- **Records provided**:

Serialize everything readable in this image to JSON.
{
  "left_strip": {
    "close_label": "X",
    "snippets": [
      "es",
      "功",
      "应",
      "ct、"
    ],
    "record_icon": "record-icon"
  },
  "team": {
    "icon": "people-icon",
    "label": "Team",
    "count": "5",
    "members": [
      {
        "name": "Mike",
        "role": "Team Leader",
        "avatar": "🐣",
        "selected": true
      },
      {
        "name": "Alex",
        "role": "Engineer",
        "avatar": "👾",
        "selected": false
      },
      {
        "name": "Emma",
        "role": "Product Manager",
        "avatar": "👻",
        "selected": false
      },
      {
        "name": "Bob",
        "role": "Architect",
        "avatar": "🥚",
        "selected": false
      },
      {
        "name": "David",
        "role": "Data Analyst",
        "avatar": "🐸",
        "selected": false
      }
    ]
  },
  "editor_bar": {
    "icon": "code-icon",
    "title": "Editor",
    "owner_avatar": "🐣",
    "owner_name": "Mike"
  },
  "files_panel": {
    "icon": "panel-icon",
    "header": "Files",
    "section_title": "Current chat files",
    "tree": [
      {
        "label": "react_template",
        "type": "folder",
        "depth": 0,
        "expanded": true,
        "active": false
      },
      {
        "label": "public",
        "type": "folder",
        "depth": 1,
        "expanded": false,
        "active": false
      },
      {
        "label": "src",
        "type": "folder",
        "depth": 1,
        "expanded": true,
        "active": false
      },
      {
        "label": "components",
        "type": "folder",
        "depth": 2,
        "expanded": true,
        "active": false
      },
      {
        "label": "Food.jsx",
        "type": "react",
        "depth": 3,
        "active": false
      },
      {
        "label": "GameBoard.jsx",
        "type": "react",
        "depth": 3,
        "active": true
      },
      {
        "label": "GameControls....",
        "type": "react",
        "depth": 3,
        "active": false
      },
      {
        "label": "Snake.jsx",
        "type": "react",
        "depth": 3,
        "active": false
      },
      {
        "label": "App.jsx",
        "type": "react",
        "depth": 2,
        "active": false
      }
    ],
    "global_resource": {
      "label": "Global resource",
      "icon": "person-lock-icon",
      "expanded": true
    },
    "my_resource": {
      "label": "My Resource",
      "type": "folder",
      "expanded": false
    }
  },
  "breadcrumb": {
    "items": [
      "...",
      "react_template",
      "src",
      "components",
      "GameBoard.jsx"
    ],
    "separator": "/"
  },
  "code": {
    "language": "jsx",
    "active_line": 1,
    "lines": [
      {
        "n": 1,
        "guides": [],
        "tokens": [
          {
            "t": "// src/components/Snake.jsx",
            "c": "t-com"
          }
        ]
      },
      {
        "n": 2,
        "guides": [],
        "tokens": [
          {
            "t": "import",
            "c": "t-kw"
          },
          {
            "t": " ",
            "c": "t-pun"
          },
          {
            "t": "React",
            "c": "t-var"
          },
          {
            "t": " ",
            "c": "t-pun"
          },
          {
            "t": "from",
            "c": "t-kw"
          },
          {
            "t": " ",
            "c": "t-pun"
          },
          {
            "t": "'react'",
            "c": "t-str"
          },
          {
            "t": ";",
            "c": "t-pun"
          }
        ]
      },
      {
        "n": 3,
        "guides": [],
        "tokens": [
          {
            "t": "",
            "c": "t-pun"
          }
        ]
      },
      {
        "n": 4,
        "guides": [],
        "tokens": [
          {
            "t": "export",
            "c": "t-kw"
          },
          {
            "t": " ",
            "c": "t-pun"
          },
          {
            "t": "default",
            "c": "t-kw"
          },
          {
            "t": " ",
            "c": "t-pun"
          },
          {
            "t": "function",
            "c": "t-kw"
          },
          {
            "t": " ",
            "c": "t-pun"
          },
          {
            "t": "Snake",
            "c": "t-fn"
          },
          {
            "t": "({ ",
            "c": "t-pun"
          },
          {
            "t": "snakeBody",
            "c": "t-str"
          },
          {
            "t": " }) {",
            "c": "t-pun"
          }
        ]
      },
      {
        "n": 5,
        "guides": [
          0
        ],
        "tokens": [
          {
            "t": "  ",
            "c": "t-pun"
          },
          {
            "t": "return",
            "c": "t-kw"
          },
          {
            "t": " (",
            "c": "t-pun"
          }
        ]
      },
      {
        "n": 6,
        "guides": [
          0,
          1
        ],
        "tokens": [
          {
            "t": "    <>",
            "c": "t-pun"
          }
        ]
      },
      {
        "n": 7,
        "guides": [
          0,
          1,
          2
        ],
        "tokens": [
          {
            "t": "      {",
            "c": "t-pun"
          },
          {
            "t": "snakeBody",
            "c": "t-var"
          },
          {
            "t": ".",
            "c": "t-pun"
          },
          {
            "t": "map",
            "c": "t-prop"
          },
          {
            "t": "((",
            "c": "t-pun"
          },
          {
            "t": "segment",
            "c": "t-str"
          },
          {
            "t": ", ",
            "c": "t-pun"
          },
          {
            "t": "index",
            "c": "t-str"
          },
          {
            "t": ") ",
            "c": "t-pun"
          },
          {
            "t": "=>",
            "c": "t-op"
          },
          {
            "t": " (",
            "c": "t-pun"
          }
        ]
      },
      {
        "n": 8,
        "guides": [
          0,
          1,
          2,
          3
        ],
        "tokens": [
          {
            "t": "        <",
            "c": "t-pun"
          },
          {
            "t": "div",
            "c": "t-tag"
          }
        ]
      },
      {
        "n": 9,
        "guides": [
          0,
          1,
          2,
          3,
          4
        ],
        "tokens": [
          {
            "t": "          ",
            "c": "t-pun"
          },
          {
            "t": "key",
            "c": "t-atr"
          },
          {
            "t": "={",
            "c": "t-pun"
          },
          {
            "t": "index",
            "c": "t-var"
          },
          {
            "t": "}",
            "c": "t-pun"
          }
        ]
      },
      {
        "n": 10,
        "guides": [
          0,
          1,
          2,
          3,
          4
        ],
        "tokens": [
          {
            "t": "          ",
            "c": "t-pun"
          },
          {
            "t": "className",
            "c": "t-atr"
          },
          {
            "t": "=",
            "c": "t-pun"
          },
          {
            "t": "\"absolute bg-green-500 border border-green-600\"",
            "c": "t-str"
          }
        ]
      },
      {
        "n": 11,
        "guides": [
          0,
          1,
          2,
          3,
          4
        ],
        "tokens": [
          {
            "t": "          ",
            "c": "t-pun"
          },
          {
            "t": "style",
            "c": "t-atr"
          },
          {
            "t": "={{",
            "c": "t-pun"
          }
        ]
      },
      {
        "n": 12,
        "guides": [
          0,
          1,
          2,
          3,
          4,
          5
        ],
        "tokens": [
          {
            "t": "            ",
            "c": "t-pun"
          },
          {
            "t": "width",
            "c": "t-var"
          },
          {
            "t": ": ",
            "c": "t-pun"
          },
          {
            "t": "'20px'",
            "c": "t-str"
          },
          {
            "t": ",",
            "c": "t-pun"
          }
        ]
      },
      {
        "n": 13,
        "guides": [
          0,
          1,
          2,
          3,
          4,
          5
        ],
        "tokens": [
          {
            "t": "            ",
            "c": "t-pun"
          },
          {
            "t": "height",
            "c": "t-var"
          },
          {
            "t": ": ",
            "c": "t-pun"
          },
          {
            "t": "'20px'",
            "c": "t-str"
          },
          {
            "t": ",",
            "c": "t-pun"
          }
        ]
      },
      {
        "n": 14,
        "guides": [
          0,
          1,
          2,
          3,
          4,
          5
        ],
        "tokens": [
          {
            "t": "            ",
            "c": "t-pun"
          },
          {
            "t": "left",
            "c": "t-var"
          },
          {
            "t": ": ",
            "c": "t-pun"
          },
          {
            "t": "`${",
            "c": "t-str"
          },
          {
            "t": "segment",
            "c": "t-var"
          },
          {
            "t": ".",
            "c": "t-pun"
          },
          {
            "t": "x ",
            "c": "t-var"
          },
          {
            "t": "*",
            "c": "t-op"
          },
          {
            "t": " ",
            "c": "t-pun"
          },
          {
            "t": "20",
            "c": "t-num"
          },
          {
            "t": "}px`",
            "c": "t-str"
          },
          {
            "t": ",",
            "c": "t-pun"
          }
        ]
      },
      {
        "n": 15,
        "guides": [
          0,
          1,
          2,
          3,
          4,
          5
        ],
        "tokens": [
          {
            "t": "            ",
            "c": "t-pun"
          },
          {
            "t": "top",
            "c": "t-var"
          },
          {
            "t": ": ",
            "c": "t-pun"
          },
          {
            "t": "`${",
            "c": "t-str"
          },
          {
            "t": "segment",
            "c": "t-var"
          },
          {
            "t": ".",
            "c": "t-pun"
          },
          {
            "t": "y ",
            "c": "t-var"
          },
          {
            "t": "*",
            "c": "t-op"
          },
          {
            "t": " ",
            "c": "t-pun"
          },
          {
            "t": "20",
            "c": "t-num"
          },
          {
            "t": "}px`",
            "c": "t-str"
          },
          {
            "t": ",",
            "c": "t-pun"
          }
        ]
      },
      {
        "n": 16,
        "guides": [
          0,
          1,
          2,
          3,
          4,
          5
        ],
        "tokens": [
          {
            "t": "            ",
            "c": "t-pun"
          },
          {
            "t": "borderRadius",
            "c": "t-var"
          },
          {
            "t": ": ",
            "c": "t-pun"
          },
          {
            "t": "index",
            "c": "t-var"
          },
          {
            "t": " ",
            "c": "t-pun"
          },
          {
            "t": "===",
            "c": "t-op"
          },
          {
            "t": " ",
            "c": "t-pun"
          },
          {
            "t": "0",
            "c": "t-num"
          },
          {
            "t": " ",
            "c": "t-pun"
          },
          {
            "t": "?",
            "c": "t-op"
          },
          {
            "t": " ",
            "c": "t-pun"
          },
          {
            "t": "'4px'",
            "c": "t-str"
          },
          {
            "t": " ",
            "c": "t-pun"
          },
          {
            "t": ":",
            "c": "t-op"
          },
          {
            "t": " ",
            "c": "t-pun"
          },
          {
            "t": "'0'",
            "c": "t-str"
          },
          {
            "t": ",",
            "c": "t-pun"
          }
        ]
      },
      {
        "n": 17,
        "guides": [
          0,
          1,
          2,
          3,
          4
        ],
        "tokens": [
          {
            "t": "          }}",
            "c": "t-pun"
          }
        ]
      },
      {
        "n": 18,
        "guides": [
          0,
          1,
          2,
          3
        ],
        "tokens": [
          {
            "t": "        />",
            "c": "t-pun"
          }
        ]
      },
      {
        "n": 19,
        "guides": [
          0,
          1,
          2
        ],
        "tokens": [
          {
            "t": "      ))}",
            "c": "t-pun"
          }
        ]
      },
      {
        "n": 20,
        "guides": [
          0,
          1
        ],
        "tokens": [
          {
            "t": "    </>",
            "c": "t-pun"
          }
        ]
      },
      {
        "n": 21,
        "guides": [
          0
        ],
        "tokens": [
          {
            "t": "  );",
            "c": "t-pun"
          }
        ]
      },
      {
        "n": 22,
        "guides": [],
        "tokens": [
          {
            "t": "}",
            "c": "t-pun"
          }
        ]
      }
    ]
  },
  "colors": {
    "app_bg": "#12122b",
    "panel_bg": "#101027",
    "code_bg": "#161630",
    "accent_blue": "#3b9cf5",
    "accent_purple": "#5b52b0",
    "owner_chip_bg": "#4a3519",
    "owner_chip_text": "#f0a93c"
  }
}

- **Directions for this task**:
Copy out every line from the data above that has "role" in it.

- **Task result**:
        "role": "Team Leader",
        "role": "Engineer",
        "role": "Product Manager",
        "role": "Architect",
        "role": "Data Analyst",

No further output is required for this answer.